• GIVEN EXERCISE
Every record below should be printed exactly as given.

• Excerpts from a figure dataset
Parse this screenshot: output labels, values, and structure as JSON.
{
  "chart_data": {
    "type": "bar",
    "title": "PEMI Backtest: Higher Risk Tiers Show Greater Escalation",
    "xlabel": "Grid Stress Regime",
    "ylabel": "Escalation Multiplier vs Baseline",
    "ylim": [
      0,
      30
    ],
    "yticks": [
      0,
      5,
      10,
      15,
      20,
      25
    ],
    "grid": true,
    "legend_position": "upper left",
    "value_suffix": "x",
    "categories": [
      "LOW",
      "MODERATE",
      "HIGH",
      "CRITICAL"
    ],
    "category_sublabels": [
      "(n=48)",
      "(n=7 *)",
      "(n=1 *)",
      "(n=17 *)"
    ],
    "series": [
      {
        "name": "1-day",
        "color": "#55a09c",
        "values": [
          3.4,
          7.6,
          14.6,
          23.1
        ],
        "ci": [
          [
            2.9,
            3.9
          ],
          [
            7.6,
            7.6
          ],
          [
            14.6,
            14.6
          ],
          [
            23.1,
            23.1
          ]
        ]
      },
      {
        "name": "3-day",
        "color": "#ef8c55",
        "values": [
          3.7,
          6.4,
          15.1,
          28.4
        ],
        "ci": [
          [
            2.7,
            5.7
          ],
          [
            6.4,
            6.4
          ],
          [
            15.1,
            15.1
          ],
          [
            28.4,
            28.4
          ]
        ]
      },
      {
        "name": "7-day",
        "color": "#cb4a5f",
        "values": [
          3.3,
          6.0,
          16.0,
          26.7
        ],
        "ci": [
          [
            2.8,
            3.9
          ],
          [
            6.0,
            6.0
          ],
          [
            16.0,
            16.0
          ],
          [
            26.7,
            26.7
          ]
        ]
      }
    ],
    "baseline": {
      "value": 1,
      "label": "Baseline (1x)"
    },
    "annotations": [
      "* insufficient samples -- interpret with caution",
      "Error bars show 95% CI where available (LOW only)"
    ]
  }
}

• COMPLETE ANSWER
Parse this screenshot: output labels, values, and structure as JSON.
{
  "chart_data": {
    "type": "bar",
    "title": "PEMI Backtest: Higher Risk Tiers Show Greater Escalation",
    "xlabel": "Grid Stress Regime",
    "ylabel": "Escalation Multiplier vs Baseline",
    "ylim": [
      0,
      30
    ],
    "yticks": [
      0,
      5,
      10,
      15,
      20,
      25
    ],
    "grid": true,
    "legend_position": "upper left",
    "value_suffix": "x",
    "categories": [
      "LOW",
      "MODERATE",
      "HIGH",
      "CRITICAL"
    ],
    "category_sublabels": [
      "(n=48)",
      "(n=7 *)",
      "(n=1 *)",
      "(n=17 *)"
    ],
    "series": [
      {
        "name": "1-day",
        "color": "#55a09c",
        "values": [
          3.4,
          7.6,
          14.6,
          23.1
        ],
        "ci": [
          [
            2.9,
            3.9
          ],
          [
            7.6,
            7.6
          ],
          [
            14.6,
            14.6
          ],
          [
            23.1,
            23.1
          ]
        ]
      },
      {
        "name": "3-day",
        "color": "#ef8c55",
        "values": [
          3.7,
          6.4,
          15.1,
          28.4
        ],
        "ci": [
          [
            2.7,
            5.7
          ],
          [
            6.4,
            6.4
          ],
          [
            15.1,
            15.1
          ],
          [
            28.4,
            28.4
          ]
        ]
      },
      {
        "name": "7-day",
        "color": "#cb4a5f",
        "values": [
          3.3,
          6.0,
          16.0,
          26.7
        ],
        "ci": [
          [
            2.8,
            3.9
          ],
          [
            6.0,
            6.0
          ],
          [
            16.0,
            16.0
          ],
          [
            26.7,
            26.7
          ]
        ]
      }
    ],
    "baseline": {
      "value": 1,
      "label": "Baseline (1x)"
    },
    "annotations": [
      "* insufficient samples -- interpret with caution",
      "Error bars show 95% CI where available (LOW only)"
    ]
  }
}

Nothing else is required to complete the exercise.